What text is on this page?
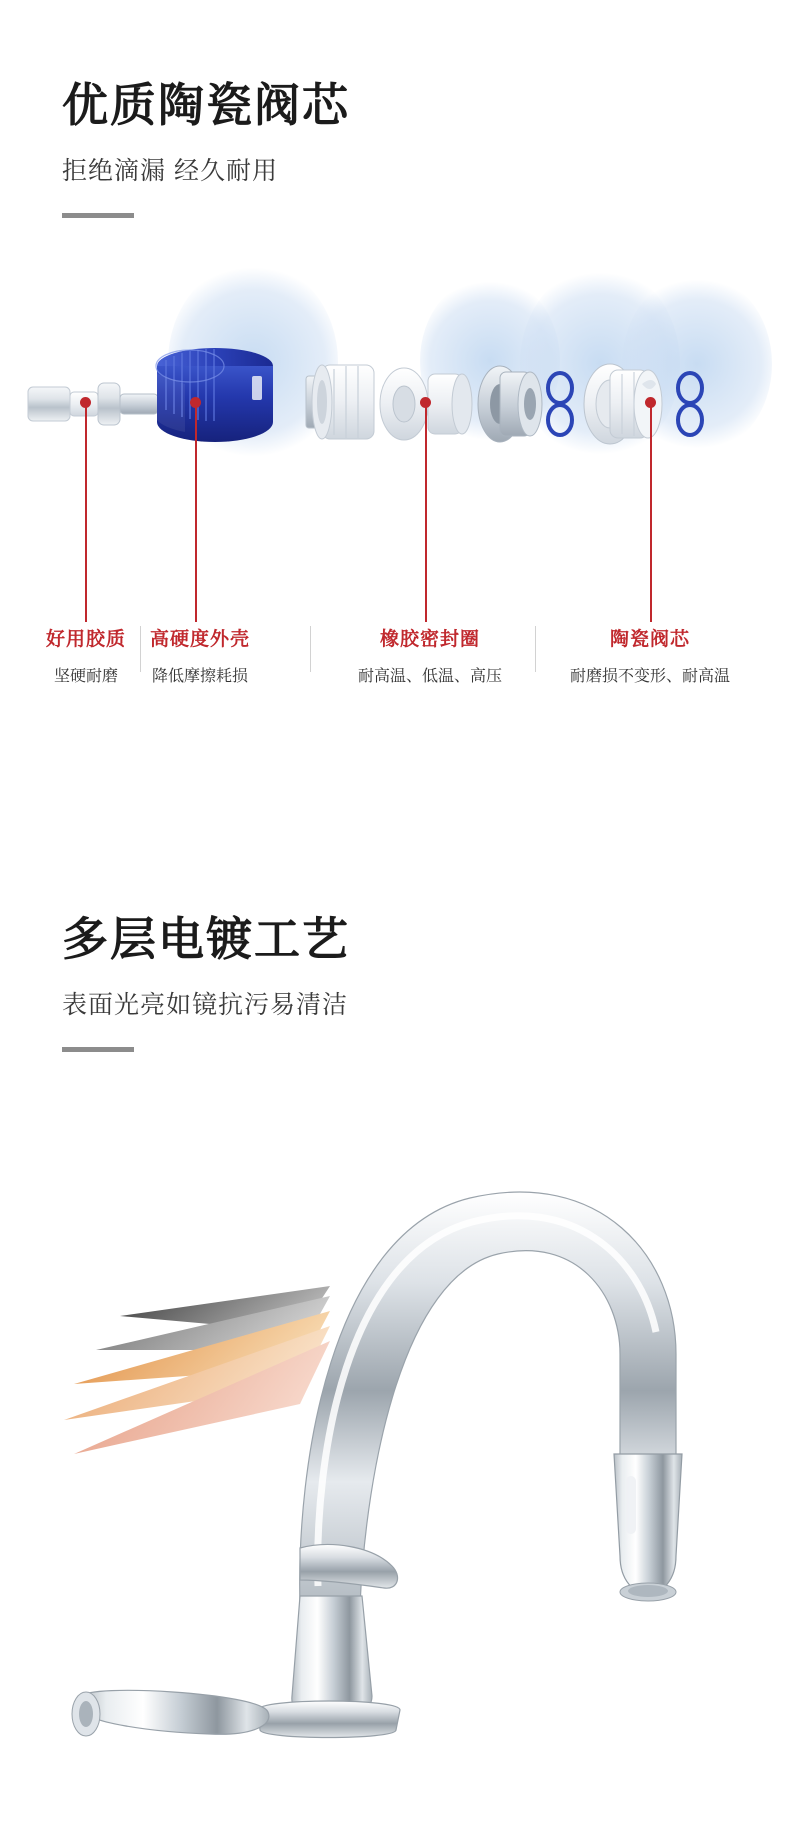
优质陶瓷阀芯
拒绝滴漏 经久耐用
好用胶质
坚硬耐磨
高硬度外壳
降低摩擦耗损
橡胶密封圈
耐高温、低温、高压
陶瓷阀芯
耐磨损不变形、耐高温
多层电镀工艺
表面光亮如镜抗污易清洁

__SHORT EXERCISE__
Quote the records in full and exactly; skip any image.

__ANSWER__
What text is on this page?
优质陶瓷阀芯
拒绝滴漏 经久耐用
好用胶质
坚硬耐磨
高硬度外壳
降低摩擦耗损
橡胶密封圈
耐高温、低温、高压
陶瓷阀芯
耐磨损不变形、耐高温
多层电镀工艺
表面光亮如镜抗污易清洁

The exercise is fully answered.